* BEGIN *
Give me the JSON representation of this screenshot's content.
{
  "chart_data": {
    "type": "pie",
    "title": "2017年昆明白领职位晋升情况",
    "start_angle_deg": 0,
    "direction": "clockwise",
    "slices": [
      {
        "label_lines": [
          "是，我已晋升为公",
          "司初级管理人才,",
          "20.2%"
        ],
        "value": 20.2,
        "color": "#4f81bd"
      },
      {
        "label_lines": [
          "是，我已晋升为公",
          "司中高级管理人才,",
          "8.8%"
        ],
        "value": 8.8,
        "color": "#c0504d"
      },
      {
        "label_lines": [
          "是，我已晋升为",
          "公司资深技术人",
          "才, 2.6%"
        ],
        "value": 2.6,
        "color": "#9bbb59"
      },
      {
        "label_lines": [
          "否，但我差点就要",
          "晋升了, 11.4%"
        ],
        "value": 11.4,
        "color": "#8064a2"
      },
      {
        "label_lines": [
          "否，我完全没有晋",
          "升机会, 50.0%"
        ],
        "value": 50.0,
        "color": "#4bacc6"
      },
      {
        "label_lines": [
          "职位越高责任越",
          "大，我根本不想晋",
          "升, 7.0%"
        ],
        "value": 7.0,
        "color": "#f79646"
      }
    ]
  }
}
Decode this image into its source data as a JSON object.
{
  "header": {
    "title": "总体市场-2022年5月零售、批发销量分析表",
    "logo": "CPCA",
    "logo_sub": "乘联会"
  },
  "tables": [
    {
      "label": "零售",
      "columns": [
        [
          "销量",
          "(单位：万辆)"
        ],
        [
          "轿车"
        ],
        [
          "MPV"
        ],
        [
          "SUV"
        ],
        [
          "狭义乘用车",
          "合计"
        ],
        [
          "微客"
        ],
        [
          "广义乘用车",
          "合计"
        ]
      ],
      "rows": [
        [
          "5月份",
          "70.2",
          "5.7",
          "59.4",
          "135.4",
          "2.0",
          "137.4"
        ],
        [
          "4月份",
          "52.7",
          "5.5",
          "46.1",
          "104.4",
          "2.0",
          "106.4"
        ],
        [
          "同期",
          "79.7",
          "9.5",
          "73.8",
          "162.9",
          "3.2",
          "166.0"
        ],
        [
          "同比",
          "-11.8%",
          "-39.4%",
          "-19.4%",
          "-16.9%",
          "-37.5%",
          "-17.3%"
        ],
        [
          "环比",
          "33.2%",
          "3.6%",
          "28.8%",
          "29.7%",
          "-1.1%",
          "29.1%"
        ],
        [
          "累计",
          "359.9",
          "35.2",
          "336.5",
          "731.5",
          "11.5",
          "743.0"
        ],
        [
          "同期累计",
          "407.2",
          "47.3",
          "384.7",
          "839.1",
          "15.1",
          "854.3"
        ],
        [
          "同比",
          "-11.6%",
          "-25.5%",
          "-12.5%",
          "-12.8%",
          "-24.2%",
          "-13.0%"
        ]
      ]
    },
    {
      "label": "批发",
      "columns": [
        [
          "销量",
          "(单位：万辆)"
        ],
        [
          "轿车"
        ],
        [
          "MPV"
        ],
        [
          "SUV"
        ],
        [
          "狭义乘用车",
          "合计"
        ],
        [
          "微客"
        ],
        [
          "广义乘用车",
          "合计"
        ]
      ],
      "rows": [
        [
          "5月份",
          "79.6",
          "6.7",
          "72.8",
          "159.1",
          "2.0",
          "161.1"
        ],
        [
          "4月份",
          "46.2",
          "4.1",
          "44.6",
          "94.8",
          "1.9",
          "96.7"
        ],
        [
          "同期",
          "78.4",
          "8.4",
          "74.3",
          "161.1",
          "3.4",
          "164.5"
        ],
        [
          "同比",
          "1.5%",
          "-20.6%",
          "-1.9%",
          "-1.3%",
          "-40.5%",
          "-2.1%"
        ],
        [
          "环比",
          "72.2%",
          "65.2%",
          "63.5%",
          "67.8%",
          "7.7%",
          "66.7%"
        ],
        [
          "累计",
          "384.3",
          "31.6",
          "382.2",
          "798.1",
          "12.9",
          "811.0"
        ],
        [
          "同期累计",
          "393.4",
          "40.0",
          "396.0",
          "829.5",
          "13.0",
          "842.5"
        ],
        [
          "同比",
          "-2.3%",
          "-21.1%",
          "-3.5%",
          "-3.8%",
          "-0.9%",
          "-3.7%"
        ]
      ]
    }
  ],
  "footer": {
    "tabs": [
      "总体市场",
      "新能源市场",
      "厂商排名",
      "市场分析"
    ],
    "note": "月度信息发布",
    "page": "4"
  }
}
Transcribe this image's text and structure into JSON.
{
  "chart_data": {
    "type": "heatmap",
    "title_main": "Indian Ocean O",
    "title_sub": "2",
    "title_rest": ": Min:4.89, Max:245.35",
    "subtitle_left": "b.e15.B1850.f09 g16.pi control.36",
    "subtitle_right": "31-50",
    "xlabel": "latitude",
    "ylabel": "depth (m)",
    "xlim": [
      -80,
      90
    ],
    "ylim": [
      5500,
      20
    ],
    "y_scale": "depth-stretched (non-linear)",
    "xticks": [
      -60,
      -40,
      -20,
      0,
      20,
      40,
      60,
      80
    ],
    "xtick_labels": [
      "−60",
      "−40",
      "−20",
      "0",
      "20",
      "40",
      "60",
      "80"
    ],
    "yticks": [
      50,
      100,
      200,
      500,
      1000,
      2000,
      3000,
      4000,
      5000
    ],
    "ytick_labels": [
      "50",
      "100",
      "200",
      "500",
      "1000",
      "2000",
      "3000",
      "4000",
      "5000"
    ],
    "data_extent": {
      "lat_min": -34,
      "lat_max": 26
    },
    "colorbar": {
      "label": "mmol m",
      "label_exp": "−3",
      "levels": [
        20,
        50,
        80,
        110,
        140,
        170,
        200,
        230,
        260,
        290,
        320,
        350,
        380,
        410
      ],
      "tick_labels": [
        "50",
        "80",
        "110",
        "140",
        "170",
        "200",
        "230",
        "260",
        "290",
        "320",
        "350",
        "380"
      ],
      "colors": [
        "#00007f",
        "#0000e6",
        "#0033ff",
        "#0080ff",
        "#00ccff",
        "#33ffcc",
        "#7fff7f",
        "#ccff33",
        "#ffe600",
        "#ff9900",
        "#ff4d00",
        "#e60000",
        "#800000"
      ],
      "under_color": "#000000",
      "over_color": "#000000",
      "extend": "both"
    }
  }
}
* END *
* TASK TO COMPLETE *
Reproduce each entry above exactly, keeping every word.

* RESPONSE *
Give me the JSON representation of this screenshot's content.
{
  "chart_data": {
    "type": "pie",
    "title": "2017年昆明白领职位晋升情况",
    "start_angle_deg": 0,
    "direction": "clockwise",
    "slices": [
      {
        "label_lines": [
          "是，我已晋升为公",
          "司初级管理人才,",
          "20.2%"
        ],
        "value": 20.2,
        "color": "#4f81bd"
      },
      {
        "label_lines": [
          "是，我已晋升为公",
          "司中高级管理人才,",
          "8.8%"
        ],
        "value": 8.8,
        "color": "#c0504d"
      },
      {
        "label_lines": [
          "是，我已晋升为",
          "公司资深技术人",
          "才, 2.6%"
        ],
        "value": 2.6,
        "color": "#9bbb59"
      },
      {
        "label_lines": [
          "否，但我差点就要",
          "晋升了, 11.4%"
        ],
        "value": 11.4,
        "color": "#8064a2"
      },
      {
        "label_lines": [
          "否，我完全没有晋",
          "升机会, 50.0%"
        ],
        "value": 50.0,
        "color": "#4bacc6"
      },
      {
        "label_lines": [
          "职位越高责任越",
          "大，我根本不想晋",
          "升, 7.0%"
        ],
        "value": 7.0,
        "color": "#f79646"
      }
    ]
  }
}
Decode this image into its source data as a JSON object.
{
  "header": {
    "title": "总体市场-2022年5月零售、批发销量分析表",
    "logo": "CPCA",
    "logo_sub": "乘联会"
  },
  "tables": [
    {
      "label": "零售",
      "columns": [
        [
          "销量",
          "(单位：万辆)"
        ],
        [
          "轿车"
        ],
        [
          "MPV"
        ],
        [
          "SUV"
        ],
        [
          "狭义乘用车",
          "合计"
        ],
        [
          "微客"
        ],
        [
          "广义乘用车",
          "合计"
        ]
      ],
      "rows": [
        [
          "5月份",
          "70.2",
          "5.7",
          "59.4",
          "135.4",
          "2.0",
          "137.4"
        ],
        [
          "4月份",
          "52.7",
          "5.5",
          "46.1",
          "104.4",
          "2.0",
          "106.4"
        ],
        [
          "同期",
          "79.7",
          "9.5",
          "73.8",
          "162.9",
          "3.2",
          "166.0"
        ],
        [
          "同比",
          "-11.8%",
          "-39.4%",
          "-19.4%",
          "-16.9%",
          "-37.5%",
          "-17.3%"
        ],
        [
          "环比",
          "33.2%",
          "3.6%",
          "28.8%",
          "29.7%",
          "-1.1%",
          "29.1%"
        ],
        [
          "累计",
          "359.9",
          "35.2",
          "336.5",
          "731.5",
          "11.5",
          "743.0"
        ],
        [
          "同期累计",
          "407.2",
          "47.3",
          "384.7",
          "839.1",
          "15.1",
          "854.3"
        ],
        [
          "同比",
          "-11.6%",
          "-25.5%",
          "-12.5%",
          "-12.8%",
          "-24.2%",
          "-13.0%"
        ]
      ]
    },
    {
      "label": "批发",
      "columns": [
        [
          "销量",
          "(单位：万辆)"
        ],
        [
          "轿车"
        ],
        [
          "MPV"
        ],
        [
          "SUV"
        ],
        [
          "狭义乘用车",
          "合计"
        ],
        [
          "微客"
        ],
        [
          "广义乘用车",
          "合计"
        ]
      ],
      "rows": [
        [
          "5月份",
          "79.6",
          "6.7",
          "72.8",
          "159.1",
          "2.0",
          "161.1"
        ],
        [
          "4月份",
          "46.2",
          "4.1",
          "44.6",
          "94.8",
          "1.9",
          "96.7"
        ],
        [
          "同期",
          "78.4",
          "8.4",
          "74.3",
          "161.1",
          "3.4",
          "164.5"
        ],
        [
          "同比",
          "1.5%",
          "-20.6%",
          "-1.9%",
          "-1.3%",
          "-40.5%",
          "-2.1%"
        ],
        [
          "环比",
          "72.2%",
          "65.2%",
          "63.5%",
          "67.8%",
          "7.7%",
          "66.7%"
        ],
        [
          "累计",
          "384.3",
          "31.6",
          "382.2",
          "798.1",
          "12.9",
          "811.0"
        ],
        [
          "同期累计",
          "393.4",
          "40.0",
          "396.0",
          "829.5",
          "13.0",
          "842.5"
        ],
        [
          "同比",
          "-2.3%",
          "-21.1%",
          "-3.5%",
          "-3.8%",
          "-0.9%",
          "-3.7%"
        ]
      ]
    }
  ],
  "footer": {
    "tabs": [
      "总体市场",
      "新能源市场",
      "厂商排名",
      "市场分析"
    ],
    "note": "月度信息发布",
    "page": "4"
  }
}
Transcribe this image's text and structure into JSON.
{
  "chart_data": {
    "type": "heatmap",
    "title_main": "Indian Ocean O",
    "title_sub": "2",
    "title_rest": ": Min:4.89, Max:245.35",
    "subtitle_left": "b.e15.B1850.f09 g16.pi control.36",
    "subtitle_right": "31-50",
    "xlabel": "latitude",
    "ylabel": "depth (m)",
    "xlim": [
      -80,
      90
    ],
    "ylim": [
      5500,
      20
    ],
    "y_scale": "depth-stretched (non-linear)",
    "xticks": [
      -60,
      -40,
      -20,
      0,
      20,
      40,
      60,
      80
    ],
    "xtick_labels": [
      "−60",
      "−40",
      "−20",
      "0",
      "20",
      "40",
      "60",
      "80"
    ],
    "yticks": [
      50,
      100,
      200,
      500,
      1000,
      2000,
      3000,
      4000,
      5000
    ],
    "ytick_labels": [
      "50",
      "100",
      "200",
      "500",
      "1000",
      "2000",
      "3000",
      "4000",
      "5000"
    ],
    "data_extent": {
      "lat_min": -34,
      "lat_max": 26
    },
    "colorbar": {
      "label": "mmol m",
      "label_exp": "−3",
      "levels": [
        20,
        50,
        80,
        110,
        140,
        170,
        200,
        230,
        260,
        290,
        320,
        350,
        380,
        410
      ],
      "tick_labels": [
        "50",
        "80",
        "110",
        "140",
        "170",
        "200",
        "230",
        "260",
        "290",
        "320",
        "350",
        "380"
      ],
      "colors": [
        "#00007f",
        "#0000e6",
        "#0033ff",
        "#0080ff",
        "#00ccff",
        "#33ffcc",
        "#7fff7f",
        "#ccff33",
        "#ffe600",
        "#ff9900",
        "#ff4d00",
        "#e60000",
        "#800000"
      ],
      "under_color": "#000000",
      "over_color": "#000000",
      "extend": "both"
    }
  }
}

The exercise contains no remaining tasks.